Start of Selected passage

EXPECTED VERSUS ACTUAL BEHAVIOR :
EXPECTED -
Charset.forName("UTF-8").newEncoder().maxBytesPerChar() should return 3.0

See the example code for a program that computes and verifies this value.
ACTUAL -
Charset.forName("UTF-8").newEncoder().maxBytesPerChar() returns 4.0

---------- BEGIN SOURCE ----------
import java.nio.charset.Charset;

public class Test {
    public static void main(String[] arguments)
            throws java.io.UnsupportedEncodingException {
        System.out.println("Reported max bytes per char: " +
                Charset.forName("UTF-8").newEncoder().maxBytesPerChar());

        double maxBytesPerChar = -1;
        for (int i = 0; i <= Character.MAX_CODE_POINT; i++) {
            String s = new String(Character.toChars(i));
            assert 0 < s.length() && s.length() <= 2;
            byte[] utf8 = s.getBytes("UTF-8");

            double bytesPerChar = utf8.length / (double) s.length();
            if (bytesPerChar > maxBytesPerChar) {
                maxBytesPerChar = bytesPerChar;
            }
        }

        System.out.println("Computed real max bytes per char: " +
                maxBytesPerChar);
    }
}

---------- END SOURCE ----------

Comments
EVALUATION It appears the submitter 's argument might be right. Even the API doc of maxBytesPerChar() uses the word "character" in "maximum number of bytes that will be produced for each character of input", it might be more accurate to say the 16-bit "char" unit of the CharBuffer.

End of Selected passage
Start of Data section

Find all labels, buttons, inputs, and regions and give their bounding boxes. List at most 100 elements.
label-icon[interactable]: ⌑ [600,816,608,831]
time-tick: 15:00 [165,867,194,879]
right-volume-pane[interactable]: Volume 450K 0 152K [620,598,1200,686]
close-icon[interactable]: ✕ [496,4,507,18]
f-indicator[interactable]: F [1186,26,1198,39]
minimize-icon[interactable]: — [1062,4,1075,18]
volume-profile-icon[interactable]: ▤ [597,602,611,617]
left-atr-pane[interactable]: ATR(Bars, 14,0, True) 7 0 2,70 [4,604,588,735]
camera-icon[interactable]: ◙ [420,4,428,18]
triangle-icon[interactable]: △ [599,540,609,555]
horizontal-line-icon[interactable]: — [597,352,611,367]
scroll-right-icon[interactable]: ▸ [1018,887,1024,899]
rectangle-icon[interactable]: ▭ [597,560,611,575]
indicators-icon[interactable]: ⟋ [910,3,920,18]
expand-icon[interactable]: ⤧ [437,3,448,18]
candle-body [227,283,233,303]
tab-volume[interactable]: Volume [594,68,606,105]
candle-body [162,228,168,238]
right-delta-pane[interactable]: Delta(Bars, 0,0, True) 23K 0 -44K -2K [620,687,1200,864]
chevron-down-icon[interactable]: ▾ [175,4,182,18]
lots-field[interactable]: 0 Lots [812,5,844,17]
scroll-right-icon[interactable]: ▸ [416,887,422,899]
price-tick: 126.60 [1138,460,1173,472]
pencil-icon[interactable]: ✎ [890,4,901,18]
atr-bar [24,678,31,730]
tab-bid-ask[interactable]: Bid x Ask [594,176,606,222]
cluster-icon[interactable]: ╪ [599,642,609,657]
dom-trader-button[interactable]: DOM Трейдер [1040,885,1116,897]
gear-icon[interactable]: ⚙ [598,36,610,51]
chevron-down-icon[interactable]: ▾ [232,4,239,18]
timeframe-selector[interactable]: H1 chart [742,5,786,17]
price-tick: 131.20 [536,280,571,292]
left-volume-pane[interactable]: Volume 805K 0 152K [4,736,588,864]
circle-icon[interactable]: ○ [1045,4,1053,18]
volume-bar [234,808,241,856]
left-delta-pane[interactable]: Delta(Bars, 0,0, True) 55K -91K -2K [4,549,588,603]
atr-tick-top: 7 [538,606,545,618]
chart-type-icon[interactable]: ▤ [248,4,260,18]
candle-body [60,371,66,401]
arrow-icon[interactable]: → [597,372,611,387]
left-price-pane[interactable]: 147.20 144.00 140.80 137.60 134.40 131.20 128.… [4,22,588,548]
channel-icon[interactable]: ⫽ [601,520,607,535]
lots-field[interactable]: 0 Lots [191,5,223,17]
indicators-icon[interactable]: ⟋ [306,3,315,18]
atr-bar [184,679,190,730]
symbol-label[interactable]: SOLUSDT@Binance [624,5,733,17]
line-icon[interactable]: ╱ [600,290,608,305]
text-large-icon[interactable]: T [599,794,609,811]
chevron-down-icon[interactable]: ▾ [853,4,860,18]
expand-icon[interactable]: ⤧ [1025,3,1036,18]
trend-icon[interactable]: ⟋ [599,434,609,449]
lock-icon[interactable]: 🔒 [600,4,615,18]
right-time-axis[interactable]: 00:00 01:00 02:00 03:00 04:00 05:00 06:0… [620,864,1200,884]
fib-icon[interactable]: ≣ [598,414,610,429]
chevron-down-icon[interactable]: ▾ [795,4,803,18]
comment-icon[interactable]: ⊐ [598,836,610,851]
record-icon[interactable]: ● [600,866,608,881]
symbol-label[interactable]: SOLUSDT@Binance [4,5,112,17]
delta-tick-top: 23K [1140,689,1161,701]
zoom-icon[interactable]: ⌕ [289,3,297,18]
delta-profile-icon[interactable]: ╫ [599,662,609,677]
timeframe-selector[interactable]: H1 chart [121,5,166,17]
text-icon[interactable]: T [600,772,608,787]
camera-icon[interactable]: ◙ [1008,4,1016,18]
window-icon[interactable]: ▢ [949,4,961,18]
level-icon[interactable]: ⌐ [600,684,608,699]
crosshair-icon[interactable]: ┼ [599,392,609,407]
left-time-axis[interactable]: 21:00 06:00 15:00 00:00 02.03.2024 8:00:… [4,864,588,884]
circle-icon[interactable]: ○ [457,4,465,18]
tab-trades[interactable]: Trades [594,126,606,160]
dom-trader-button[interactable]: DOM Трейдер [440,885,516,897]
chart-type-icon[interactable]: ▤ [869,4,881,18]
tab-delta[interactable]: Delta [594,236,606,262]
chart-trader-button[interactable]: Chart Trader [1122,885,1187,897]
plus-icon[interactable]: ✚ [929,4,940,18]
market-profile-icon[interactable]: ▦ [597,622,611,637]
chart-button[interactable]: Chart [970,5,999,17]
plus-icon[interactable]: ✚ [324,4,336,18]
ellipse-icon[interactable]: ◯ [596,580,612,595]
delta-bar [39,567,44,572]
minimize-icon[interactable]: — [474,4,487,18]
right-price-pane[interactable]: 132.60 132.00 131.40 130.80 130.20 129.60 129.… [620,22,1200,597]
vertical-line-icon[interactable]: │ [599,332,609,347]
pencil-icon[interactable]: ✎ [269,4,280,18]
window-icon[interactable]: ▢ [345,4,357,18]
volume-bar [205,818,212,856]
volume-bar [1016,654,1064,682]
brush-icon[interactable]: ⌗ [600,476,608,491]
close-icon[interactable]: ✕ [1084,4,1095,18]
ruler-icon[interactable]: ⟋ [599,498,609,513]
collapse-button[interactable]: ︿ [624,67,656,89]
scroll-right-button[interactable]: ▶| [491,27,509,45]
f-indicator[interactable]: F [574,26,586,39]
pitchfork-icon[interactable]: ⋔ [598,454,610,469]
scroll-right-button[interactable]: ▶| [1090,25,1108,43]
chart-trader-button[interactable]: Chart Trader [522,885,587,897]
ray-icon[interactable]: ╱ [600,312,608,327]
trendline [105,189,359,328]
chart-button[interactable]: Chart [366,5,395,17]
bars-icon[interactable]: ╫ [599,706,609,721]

End of Data section

Exercise set:
• A. In the UTF-8 bug report, what value does Charset.forName("UTF-8").newEncoder().maxBytesPerChar() actually return?
• B. List every local variable declared inside the main method in the source code of the UTF-8 bug report.

Expected responses:
• A. It returns 4.0.

• B. maxBytesPerChar, i, s, utf8, bytesPerChar